TEXT BLOCK:

Mainly Mother Goose is the sixth album by popular children's entertainers Sharon, Lois & Bram, originally released in 1984. It has been re-released several times, but the artwork on the front covers remained basically the same.

It was the first album of Sharon, Lois & Bram's to have a central theme throughout the entire album (aka Nursery Rhymes/Mother Goose). Mainly Mother Goose was also the first of the Sharon, Lois & Bram albums to be originally released on CD as well as LP Record and Cassette. A songbooklet with words & music to all the songs was included in the original releases.

Releases
1984 (Elephant Records) (CANADA) LP Record/Cassette/CD
1990 (A&M Records) (USA) LP Record/Cassette/CD
1995 (Drive Entertainment) (USA) Cassette/CD
2004/2005/2008 (Casablanca Kids Inc.) (CANADA) CD

Nominations & Awards

Parent's Choice Award, Children's Recording (1984)

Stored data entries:
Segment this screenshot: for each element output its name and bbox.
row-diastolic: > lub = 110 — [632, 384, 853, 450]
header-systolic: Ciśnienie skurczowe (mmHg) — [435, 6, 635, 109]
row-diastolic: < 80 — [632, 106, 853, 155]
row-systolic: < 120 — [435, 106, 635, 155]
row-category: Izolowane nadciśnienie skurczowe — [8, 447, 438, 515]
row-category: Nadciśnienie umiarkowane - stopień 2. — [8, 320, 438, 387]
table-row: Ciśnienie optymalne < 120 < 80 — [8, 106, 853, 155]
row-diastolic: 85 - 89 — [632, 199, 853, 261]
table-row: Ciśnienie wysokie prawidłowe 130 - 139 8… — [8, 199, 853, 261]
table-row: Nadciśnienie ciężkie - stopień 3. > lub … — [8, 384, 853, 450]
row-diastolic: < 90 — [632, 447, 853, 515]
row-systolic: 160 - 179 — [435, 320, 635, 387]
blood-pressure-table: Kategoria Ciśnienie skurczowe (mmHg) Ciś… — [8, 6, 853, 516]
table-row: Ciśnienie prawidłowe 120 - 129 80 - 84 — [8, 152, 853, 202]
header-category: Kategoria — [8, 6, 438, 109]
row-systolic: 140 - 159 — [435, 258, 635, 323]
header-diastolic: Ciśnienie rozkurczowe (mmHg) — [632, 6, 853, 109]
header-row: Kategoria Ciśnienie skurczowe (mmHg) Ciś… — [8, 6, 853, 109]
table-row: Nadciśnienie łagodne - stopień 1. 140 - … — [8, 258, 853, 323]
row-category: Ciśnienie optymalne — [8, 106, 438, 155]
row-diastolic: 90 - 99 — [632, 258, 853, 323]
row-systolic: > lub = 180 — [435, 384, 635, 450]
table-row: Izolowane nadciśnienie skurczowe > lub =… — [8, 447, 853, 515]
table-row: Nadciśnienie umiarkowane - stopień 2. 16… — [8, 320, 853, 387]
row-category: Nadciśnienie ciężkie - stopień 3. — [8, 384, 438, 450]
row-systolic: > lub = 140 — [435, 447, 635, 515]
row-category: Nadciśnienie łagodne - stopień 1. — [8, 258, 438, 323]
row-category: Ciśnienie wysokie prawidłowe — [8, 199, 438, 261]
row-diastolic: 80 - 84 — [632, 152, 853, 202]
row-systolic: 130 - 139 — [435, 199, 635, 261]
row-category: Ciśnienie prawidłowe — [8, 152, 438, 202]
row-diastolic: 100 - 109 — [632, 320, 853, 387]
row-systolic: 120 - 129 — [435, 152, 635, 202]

WHAT TO WORK ON: Return the passage of the text about the album Mainly Mother Goose from "It was the first" up to and including "the original releases.", copied word for word.

WRITTEN SOLUTION:
It was the first album of Sharon, Lois & Bram's to have a central theme throughout the entire album (aka Nursery Rhymes/Mother Goose). Mainly Mother Goose was also the first of the Sharon, Lois & Bram albums to be originally released on CD as well as LP Record and Cassette. A songbooklet with words & music to all the songs was included in the original releases.